__DATA TO PROCESS__:
-- -- --

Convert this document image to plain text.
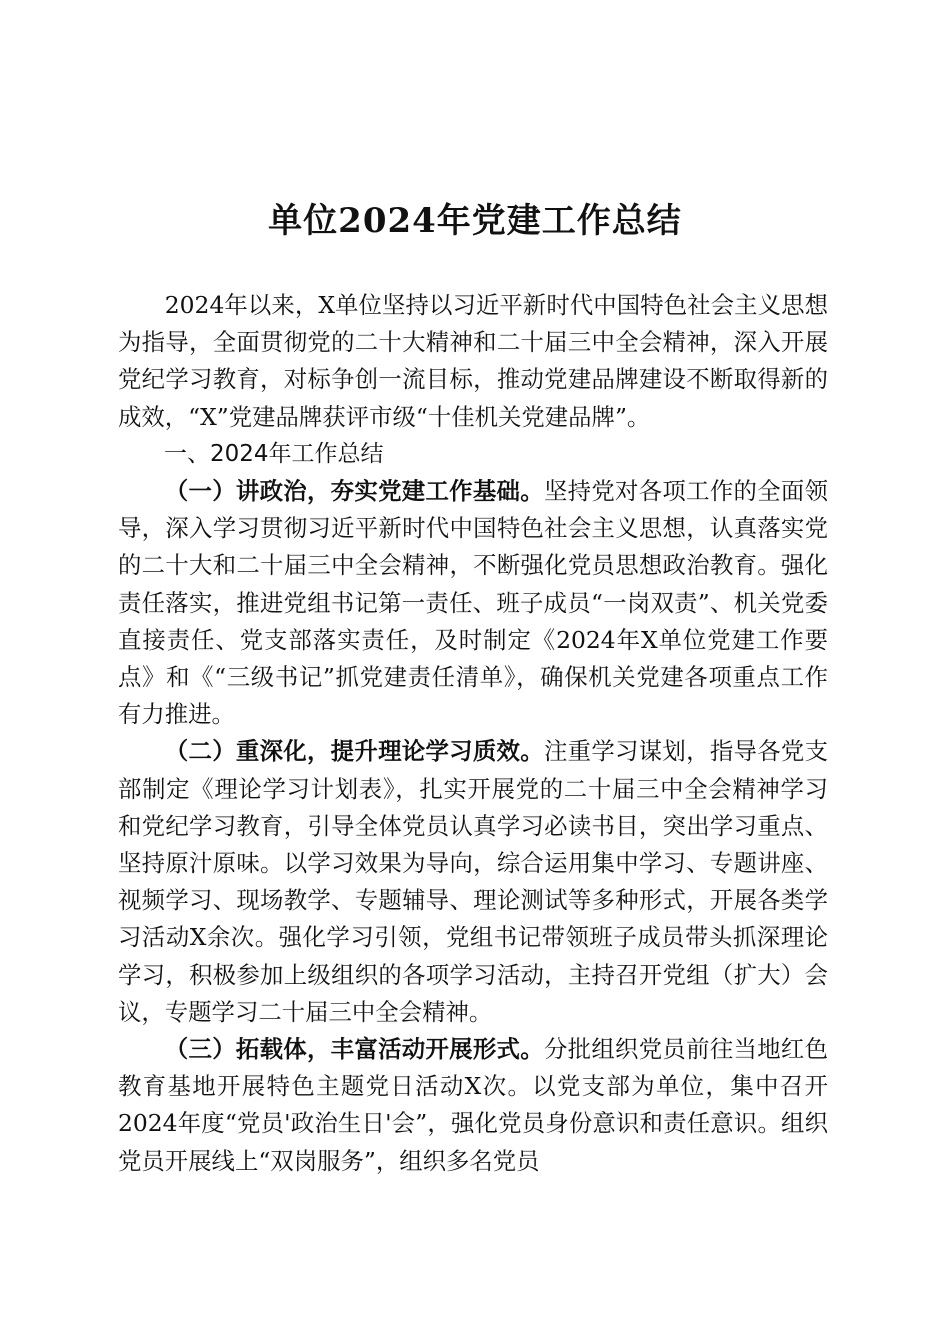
单位2024年党建工作总结

2024年以来，X单位坚持以习近平新时代中国特色社会主义思想为指导，全面贯彻党的二十大精神和二十届三中全会精神，深入开展党纪学习教育，对标争创一流目标，推动党建品牌建设不断取得新的成效，“X”党建品牌获评市级“十佳机关党建品牌”。

一、2024年工作总结

（一）讲政治，夯实党建工作基础。坚持党对各项工作的全面领导，深入学习贯彻习近平新时代中国特色社会主义思想，认真落实党的二十大和二十届三中全会精神，不断强化党员思想政治教育。强化责任落实，推进党组书记第一责任、班子成员“一岗双责”、机关党委直接责任、党支部落实责任，及时制定《2024年X单位党建工作要点》和《“三级书记”抓党建责任清单》，确保机关党建各项重点工作有力推进。

（二）重深化，提升理论学习质效。注重学习谋划，指导各党支部制定《理论学习计划表》，扎实开展党的二十届三中全会精神学习和党纪学习教育，引导全体党员认真学习必读书目，突出学习重点、坚持原汁原味。以学习效果为导向，综合运用集中学习、专题讲座、视频学习、现场教学、专题辅导、理论测试等多种形式，开展各类学习活动X余次。强化学习引领，党组书记带领班子成员带头抓深理论学习，积极参加上级组织的各项学习活动，主持召开党组（扩大）会议，专题学习二十届三中全会精神。

（三）拓载体，丰富活动开展形式。分批组织党员前往当地红色教育基地开展特色主题党日活动X次。以党支部为单位，集中召开2024年度“党员'政治生日'会”，强化党员身份意识和责任意识。组织党员开展线上“双岗服务”，组织多名党员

-- -- --

__EXERCISE DIRECTIONS__:
Set the listing down in full and exactly. Pictures within it should not appear in the copy.

__EXPECTED ANSWER__:
Convert this document image to plain text.
单位2024年党建工作总结

2024年以来，X单位坚持以习近平新时代中国特色社会主义思想为指导，全面贯彻党的二十大精神和二十届三中全会精神，深入开展党纪学习教育，对标争创一流目标，推动党建品牌建设不断取得新的成效，“X”党建品牌获评市级“十佳机关党建品牌”。

一、2024年工作总结

（一）讲政治，夯实党建工作基础。坚持党对各项工作的全面领导，深入学习贯彻习近平新时代中国特色社会主义思想，认真落实党的二十大和二十届三中全会精神，不断强化党员思想政治教育。强化责任落实，推进党组书记第一责任、班子成员“一岗双责”、机关党委直接责任、党支部落实责任，及时制定《2024年X单位党建工作要点》和《“三级书记”抓党建责任清单》，确保机关党建各项重点工作有力推进。

（二）重深化，提升理论学习质效。注重学习谋划，指导各党支部制定《理论学习计划表》，扎实开展党的二十届三中全会精神学习和党纪学习教育，引导全体党员认真学习必读书目，突出学习重点、坚持原汁原味。以学习效果为导向，综合运用集中学习、专题讲座、视频学习、现场教学、专题辅导、理论测试等多种形式，开展各类学习活动X余次。强化学习引领，党组书记带领班子成员带头抓深理论学习，积极参加上级组织的各项学习活动，主持召开党组（扩大）会议，专题学习二十届三中全会精神。

（三）拓载体，丰富活动开展形式。分批组织党员前往当地红色教育基地开展特色主题党日活动X次。以党支部为单位，集中召开2024年度“党员'政治生日'会”，强化党员身份意识和责任意识。组织党员开展线上“双岗服务”，组织多名党员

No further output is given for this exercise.